§ Information supplied
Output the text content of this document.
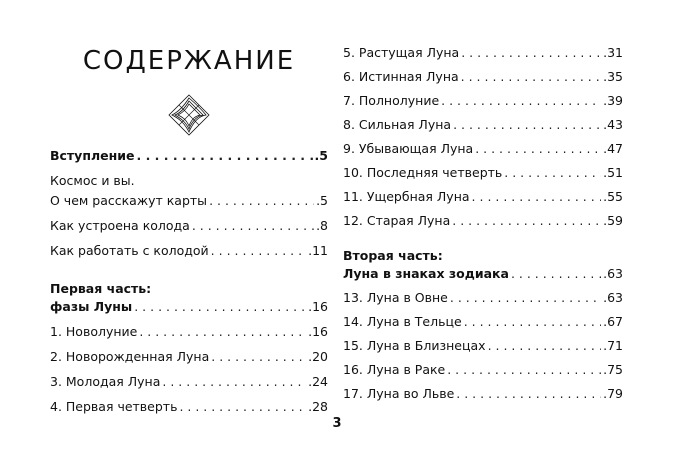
СОДЕРЖАНИЕ
Вступление . . .	.5
Космос и вы.
О чем расскажут карты . . .	.5
Как устроена колода . . .	.8
Как работать с колодой . . .	.11
Первая часть:
фазы Луны . . .	.16
1. Новолуние . . .	.16
2. Новорожденная Луна . . .	.20
3. Молодая Луна . . .	.24
4. Первая четверть . . .	.28
5. Растущая Луна . . .	.31
6. Истинная Луна . . .	.35
7. Полнолуние . . .	.39
8. Сильная Луна . . .	.43
9. Убывающая Луна . . .	.47
10. Последняя четверть . . .	.51
11. Ущербная Луна . . .	.55
12. Старая Луна . . .	.59
Вторая часть:
Луна в знаках зодиака . . .	.63
13. Луна в Овне . . .	.63
14. Луна в Тельце . . .	.67
15. Луна в Близнецах . . .	.71
16. Луна в Раке . . .	.75
17. Луна во Льве . . .	.79
3
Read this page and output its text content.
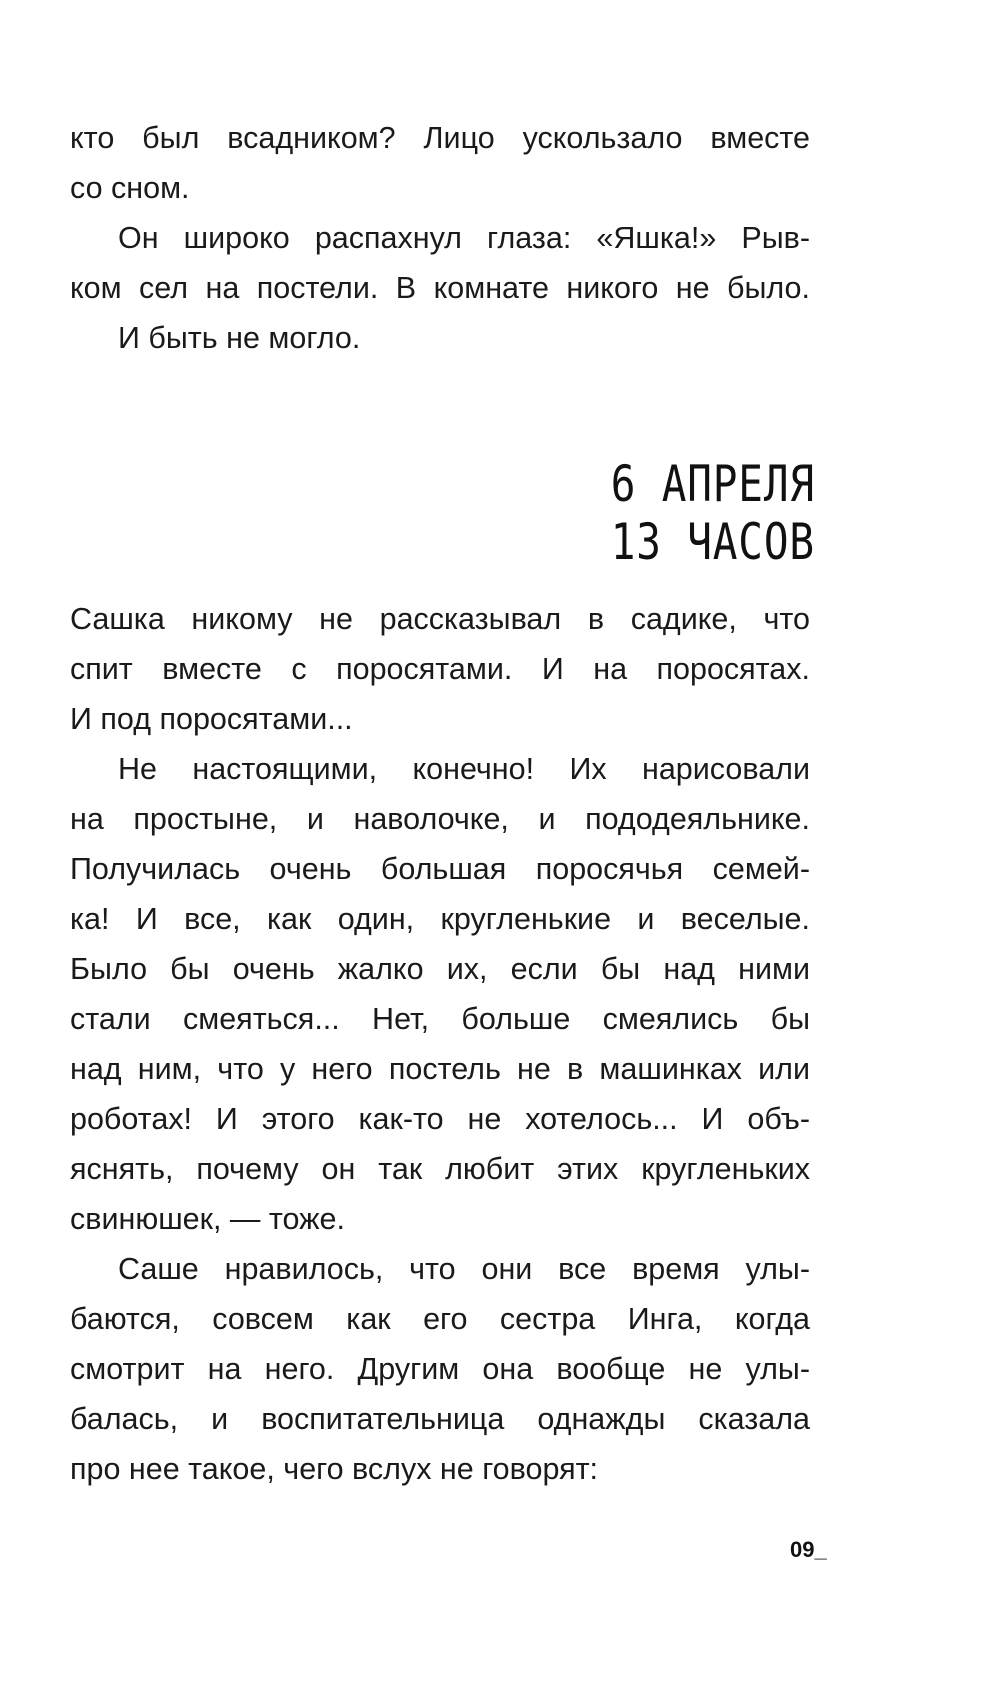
кто был всадником? Лицо ускользало вместе
со сном.
Он широко распахнул глаза: «Яшка!» Рыв-
ком сел на постели. В комнате никого не было.
И быть не могло.
6 АПРЕЛЯ
13 ЧАСОВ
Сашка никому не рассказывал в садике, что
спит вместе с поросятами. И на поросятах.
И под поросятами...
Не настоящими, конечно! Их нарисовали
на простыне, и наволочке, и пододеяльнике.
Получилась очень большая поросячья семей-
ка! И все, как один, кругленькие и веселые.
Было бы очень жалко их, если бы над ними
стали смеяться... Нет, больше смеялись бы
над ним, что у него постель не в машинках или
роботах! И этого как-то не хотелось... И объ-
яснять, почему он так любит этих кругленьких
свинюшек, — тоже.
Саше нравилось, что они все время улы-
баются, совсем как его сестра Инга, когда
смотрит на него. Другим она вообще не улы-
балась, и воспитательница однажды сказала
про нее такое, чего вслух не говорят:
09_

§ Task details
Quote the data above in full and without alteration; skip the pictures.

§ Reply
Output the text content of this document.
СОДЕРЖАНИЕ
Вступление . . .	.5
Космос и вы.
О чем расскажут карты . . .	.5
Как устроена колода . . .	.8
Как работать с колодой . . .	.11
Первая часть:
фазы Луны . . .	.16
1. Новолуние . . .	.16
2. Новорожденная Луна . . .	.20
3. Молодая Луна . . .	.24
4. Первая четверть . . .	.28
5. Растущая Луна . . .	.31
6. Истинная Луна . . .	.35
7. Полнолуние . . .	.39
8. Сильная Луна . . .	.43
9. Убывающая Луна . . .	.47
10. Последняя четверть . . .	.51
11. Ущербная Луна . . .	.55
12. Старая Луна . . .	.59
Вторая часть:
Луна в знаках зодиака . . .	.63
13. Луна в Овне . . .	.63
14. Луна в Тельце . . .	.67
15. Луна в Близнецах . . .	.71
16. Луна в Раке . . .	.75
17. Луна во Льве . . .	.79
3
Read this page and output its text content.
кто был всадником? Лицо ускользало вместе
со сном.
Он широко распахнул глаза: «Яшка!» Рыв-
ком сел на постели. В комнате никого не было.
И быть не могло.
6 АПРЕЛЯ
13 ЧАСОВ
Сашка никому не рассказывал в садике, что
спит вместе с поросятами. И на поросятах.
И под поросятами...
Не настоящими, конечно! Их нарисовали
на простыне, и наволочке, и пододеяльнике.
Получилась очень большая поросячья семей-
ка! И все, как один, кругленькие и веселые.
Было бы очень жалко их, если бы над ними
стали смеяться... Нет, больше смеялись бы
над ним, что у него постель не в машинках или
роботах! И этого как-то не хотелось... И объ-
яснять, почему он так любит этих кругленьких
свинюшек, — тоже.
Саше нравилось, что они все время улы-
баются, совсем как его сестра Инга, когда
смотрит на него. Другим она вообще не улы-
балась, и воспитательница однажды сказала
про нее такое, чего вслух не говорят:
09_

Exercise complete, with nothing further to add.